Entries with figure data:
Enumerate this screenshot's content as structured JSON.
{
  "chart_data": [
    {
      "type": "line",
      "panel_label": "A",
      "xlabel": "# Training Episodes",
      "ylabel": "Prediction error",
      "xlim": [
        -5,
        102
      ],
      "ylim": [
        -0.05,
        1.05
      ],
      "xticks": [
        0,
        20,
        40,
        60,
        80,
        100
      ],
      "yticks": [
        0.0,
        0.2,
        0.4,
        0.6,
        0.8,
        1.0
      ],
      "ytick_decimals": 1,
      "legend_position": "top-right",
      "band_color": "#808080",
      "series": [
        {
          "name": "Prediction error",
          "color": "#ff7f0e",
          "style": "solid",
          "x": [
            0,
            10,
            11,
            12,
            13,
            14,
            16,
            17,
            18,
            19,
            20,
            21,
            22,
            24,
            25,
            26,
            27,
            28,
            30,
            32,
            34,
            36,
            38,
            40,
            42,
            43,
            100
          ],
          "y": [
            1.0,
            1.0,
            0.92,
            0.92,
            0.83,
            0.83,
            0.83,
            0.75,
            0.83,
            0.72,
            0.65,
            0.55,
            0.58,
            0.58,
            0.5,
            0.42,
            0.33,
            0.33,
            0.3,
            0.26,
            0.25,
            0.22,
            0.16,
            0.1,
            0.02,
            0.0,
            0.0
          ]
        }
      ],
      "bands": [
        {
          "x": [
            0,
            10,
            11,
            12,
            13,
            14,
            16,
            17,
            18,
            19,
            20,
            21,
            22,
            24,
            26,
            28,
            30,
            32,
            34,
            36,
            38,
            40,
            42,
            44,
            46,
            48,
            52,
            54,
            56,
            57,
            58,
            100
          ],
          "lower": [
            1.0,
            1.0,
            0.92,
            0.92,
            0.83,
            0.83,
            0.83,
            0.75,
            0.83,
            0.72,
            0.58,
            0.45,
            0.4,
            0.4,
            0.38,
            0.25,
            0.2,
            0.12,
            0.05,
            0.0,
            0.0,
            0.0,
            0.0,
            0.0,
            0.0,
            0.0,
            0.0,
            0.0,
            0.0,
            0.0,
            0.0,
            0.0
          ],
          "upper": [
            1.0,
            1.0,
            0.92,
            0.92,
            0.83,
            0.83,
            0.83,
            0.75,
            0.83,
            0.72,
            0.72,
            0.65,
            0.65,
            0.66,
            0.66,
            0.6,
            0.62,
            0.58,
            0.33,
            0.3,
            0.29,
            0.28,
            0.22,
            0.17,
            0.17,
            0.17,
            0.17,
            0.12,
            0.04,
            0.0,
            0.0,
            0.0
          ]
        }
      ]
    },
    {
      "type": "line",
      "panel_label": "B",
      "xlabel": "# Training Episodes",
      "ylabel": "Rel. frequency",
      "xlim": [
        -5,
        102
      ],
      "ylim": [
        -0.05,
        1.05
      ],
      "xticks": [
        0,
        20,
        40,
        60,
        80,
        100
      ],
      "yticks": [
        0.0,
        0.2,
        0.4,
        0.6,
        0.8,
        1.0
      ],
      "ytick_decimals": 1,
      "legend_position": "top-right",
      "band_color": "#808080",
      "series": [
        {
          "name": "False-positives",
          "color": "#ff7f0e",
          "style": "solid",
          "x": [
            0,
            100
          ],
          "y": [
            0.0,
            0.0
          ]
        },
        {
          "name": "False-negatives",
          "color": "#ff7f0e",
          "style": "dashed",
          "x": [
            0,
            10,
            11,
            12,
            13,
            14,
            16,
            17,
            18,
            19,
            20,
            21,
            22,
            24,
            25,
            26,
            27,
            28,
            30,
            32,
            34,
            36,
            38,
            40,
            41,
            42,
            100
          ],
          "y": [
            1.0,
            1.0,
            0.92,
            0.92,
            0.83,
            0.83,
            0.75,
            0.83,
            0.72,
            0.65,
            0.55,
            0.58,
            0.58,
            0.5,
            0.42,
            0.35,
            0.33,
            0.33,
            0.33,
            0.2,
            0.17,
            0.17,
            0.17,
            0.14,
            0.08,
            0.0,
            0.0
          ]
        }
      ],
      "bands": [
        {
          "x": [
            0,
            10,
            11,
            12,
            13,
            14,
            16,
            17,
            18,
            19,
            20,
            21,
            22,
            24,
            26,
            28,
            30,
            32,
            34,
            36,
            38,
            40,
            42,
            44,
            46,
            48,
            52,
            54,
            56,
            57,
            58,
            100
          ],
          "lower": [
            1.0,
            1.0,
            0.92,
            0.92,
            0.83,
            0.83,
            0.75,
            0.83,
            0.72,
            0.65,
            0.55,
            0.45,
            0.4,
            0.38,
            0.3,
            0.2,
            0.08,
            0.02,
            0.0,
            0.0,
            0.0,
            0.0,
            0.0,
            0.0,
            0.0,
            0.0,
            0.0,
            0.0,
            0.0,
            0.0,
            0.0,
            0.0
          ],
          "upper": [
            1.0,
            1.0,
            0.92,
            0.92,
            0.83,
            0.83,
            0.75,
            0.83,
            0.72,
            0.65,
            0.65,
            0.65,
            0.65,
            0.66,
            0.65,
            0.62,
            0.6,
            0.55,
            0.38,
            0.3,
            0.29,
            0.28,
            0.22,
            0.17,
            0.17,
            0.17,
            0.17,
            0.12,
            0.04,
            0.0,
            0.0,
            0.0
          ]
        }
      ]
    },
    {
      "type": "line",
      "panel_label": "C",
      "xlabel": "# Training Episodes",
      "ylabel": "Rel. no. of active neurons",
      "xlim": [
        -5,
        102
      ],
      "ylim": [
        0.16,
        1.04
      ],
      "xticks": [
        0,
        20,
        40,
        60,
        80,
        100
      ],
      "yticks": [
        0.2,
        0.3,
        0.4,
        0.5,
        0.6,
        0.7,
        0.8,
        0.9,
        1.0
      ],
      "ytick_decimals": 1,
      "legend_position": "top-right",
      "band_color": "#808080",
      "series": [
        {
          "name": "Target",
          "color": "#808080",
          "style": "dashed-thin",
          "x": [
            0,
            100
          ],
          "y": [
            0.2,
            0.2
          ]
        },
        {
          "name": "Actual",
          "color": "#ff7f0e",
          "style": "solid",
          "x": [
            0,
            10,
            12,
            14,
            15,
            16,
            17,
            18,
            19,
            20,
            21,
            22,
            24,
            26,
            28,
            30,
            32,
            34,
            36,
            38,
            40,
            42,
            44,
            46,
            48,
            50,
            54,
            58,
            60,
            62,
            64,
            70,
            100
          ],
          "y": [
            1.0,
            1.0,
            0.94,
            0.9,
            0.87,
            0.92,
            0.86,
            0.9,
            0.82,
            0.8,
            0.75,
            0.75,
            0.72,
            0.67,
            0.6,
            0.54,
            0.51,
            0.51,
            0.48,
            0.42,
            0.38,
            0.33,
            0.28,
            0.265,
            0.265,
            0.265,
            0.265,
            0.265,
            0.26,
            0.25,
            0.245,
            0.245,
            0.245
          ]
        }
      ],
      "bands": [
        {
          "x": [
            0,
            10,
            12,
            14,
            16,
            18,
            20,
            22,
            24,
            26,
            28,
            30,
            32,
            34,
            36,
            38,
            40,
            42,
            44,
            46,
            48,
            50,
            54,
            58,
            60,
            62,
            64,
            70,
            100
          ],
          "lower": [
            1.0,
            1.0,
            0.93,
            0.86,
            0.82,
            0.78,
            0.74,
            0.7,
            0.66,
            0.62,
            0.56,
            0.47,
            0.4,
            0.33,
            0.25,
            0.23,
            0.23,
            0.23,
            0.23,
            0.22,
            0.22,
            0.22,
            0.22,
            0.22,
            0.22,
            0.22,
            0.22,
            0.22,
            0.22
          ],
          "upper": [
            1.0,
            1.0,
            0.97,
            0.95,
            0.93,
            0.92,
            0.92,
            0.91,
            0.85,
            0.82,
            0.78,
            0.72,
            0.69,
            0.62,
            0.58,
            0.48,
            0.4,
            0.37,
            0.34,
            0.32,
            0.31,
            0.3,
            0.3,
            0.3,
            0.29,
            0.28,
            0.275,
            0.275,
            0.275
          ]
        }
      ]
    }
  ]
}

GIVEN EXERCISE: The required output is the number of lines containing the word "name", and nothing besides.

OUTPUT FOR THIS TASK: 5